Write out the records below word for word, please.

################

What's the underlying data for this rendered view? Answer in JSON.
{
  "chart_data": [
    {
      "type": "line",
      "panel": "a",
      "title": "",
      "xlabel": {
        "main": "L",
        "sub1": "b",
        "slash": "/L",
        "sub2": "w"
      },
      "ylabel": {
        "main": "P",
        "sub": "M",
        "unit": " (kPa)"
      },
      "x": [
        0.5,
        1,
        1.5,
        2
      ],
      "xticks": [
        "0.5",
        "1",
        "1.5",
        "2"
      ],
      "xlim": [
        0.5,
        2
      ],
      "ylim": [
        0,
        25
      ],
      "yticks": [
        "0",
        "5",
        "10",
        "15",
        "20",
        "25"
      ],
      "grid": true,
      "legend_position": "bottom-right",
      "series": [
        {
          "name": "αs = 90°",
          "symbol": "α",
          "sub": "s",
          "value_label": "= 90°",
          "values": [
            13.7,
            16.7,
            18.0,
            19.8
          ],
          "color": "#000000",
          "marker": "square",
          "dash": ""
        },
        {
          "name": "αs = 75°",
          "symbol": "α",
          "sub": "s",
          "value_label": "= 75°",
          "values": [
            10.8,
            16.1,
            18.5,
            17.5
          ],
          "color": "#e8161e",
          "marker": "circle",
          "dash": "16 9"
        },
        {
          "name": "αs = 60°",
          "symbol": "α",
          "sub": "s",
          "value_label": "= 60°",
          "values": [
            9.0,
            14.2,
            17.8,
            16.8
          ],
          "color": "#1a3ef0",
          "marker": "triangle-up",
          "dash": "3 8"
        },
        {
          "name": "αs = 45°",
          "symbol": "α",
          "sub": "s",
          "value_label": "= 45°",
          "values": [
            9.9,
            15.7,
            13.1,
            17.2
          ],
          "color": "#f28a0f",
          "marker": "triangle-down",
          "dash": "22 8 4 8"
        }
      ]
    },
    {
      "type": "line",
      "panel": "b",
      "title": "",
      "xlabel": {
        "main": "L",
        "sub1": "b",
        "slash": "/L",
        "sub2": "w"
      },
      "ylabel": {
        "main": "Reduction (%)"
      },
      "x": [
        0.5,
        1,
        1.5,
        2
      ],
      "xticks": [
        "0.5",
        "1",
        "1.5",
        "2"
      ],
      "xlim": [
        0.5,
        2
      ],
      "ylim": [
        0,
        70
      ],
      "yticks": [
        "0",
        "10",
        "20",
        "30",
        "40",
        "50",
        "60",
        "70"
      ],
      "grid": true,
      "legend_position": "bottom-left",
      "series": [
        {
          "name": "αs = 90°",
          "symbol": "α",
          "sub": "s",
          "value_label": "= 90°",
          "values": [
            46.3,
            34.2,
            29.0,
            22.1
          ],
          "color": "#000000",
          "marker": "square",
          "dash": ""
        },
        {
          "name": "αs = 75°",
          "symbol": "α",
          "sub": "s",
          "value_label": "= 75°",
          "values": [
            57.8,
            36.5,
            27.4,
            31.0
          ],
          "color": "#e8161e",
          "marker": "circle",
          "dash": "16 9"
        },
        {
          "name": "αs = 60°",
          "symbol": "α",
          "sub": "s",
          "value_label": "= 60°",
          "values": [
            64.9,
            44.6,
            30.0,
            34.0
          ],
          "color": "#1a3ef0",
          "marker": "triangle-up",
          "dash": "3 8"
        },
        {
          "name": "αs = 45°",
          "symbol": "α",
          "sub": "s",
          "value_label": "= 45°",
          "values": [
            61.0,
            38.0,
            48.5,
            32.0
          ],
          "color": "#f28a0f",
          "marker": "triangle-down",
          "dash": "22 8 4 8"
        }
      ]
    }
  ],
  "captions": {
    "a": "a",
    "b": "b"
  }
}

################

--- OUTPUT FOR THIS TASK ---
What's the underlying data for this rendered view? Answer in JSON.
{
  "chart_data": [
    {
      "type": "line",
      "panel": "a",
      "title": "",
      "xlabel": {
        "main": "L",
        "sub1": "b",
        "slash": "/L",
        "sub2": "w"
      },
      "ylabel": {
        "main": "P",
        "sub": "M",
        "unit": " (kPa)"
      },
      "x": [
        0.5,
        1,
        1.5,
        2
      ],
      "xticks": [
        "0.5",
        "1",
        "1.5",
        "2"
      ],
      "xlim": [
        0.5,
        2
      ],
      "ylim": [
        0,
        25
      ],
      "yticks": [
        "0",
        "5",
        "10",
        "15",
        "20",
        "25"
      ],
      "grid": true,
      "legend_position": "bottom-right",
      "series": [
        {
          "name": "αs = 90°",
          "symbol": "α",
          "sub": "s",
          "value_label": "= 90°",
          "values": [
            13.7,
            16.7,
            18.0,
            19.8
          ],
          "color": "#000000",
          "marker": "square",
          "dash": ""
        },
        {
          "name": "αs = 75°",
          "symbol": "α",
          "sub": "s",
          "value_label": "= 75°",
          "values": [
            10.8,
            16.1,
            18.5,
            17.5
          ],
          "color": "#e8161e",
          "marker": "circle",
          "dash": "16 9"
        },
        {
          "name": "αs = 60°",
          "symbol": "α",
          "sub": "s",
          "value_label": "= 60°",
          "values": [
            9.0,
            14.2,
            17.8,
            16.8
          ],
          "color": "#1a3ef0",
          "marker": "triangle-up",
          "dash": "3 8"
        },
        {
          "name": "αs = 45°",
          "symbol": "α",
          "sub": "s",
          "value_label": "= 45°",
          "values": [
            9.9,
            15.7,
            13.1,
            17.2
          ],
          "color": "#f28a0f",
          "marker": "triangle-down",
          "dash": "22 8 4 8"
        }
      ]
    },
    {
      "type": "line",
      "panel": "b",
      "title": "",
      "xlabel": {
        "main": "L",
        "sub1": "b",
        "slash": "/L",
        "sub2": "w"
      },
      "ylabel": {
        "main": "Reduction (%)"
      },
      "x": [
        0.5,
        1,
        1.5,
        2
      ],
      "xticks": [
        "0.5",
        "1",
        "1.5",
        "2"
      ],
      "xlim": [
        0.5,
        2
      ],
      "ylim": [
        0,
        70
      ],
      "yticks": [
        "0",
        "10",
        "20",
        "30",
        "40",
        "50",
        "60",
        "70"
      ],
      "grid": true,
      "legend_position": "bottom-left",
      "series": [
        {
          "name": "αs = 90°",
          "symbol": "α",
          "sub": "s",
          "value_label": "= 90°",
          "values": [
            46.3,
            34.2,
            29.0,
            22.1
          ],
          "color": "#000000",
          "marker": "square",
          "dash": ""
        },
        {
          "name": "αs = 75°",
          "symbol": "α",
          "sub": "s",
          "value_label": "= 75°",
          "values": [
            57.8,
            36.5,
            27.4,
            31.0
          ],
          "color": "#e8161e",
          "marker": "circle",
          "dash": "16 9"
        },
        {
          "name": "αs = 60°",
          "symbol": "α",
          "sub": "s",
          "value_label": "= 60°",
          "values": [
            64.9,
            44.6,
            30.0,
            34.0
          ],
          "color": "#1a3ef0",
          "marker": "triangle-up",
          "dash": "3 8"
        },
        {
          "name": "αs = 45°",
          "symbol": "α",
          "sub": "s",
          "value_label": "= 45°",
          "values": [
            61.0,
            38.0,
            48.5,
            32.0
          ],
          "color": "#f28a0f",
          "marker": "triangle-down",
          "dash": "22 8 4 8"
        }
      ]
    }
  ],
  "captions": {
    "a": "a",
    "b": "b"
  }
}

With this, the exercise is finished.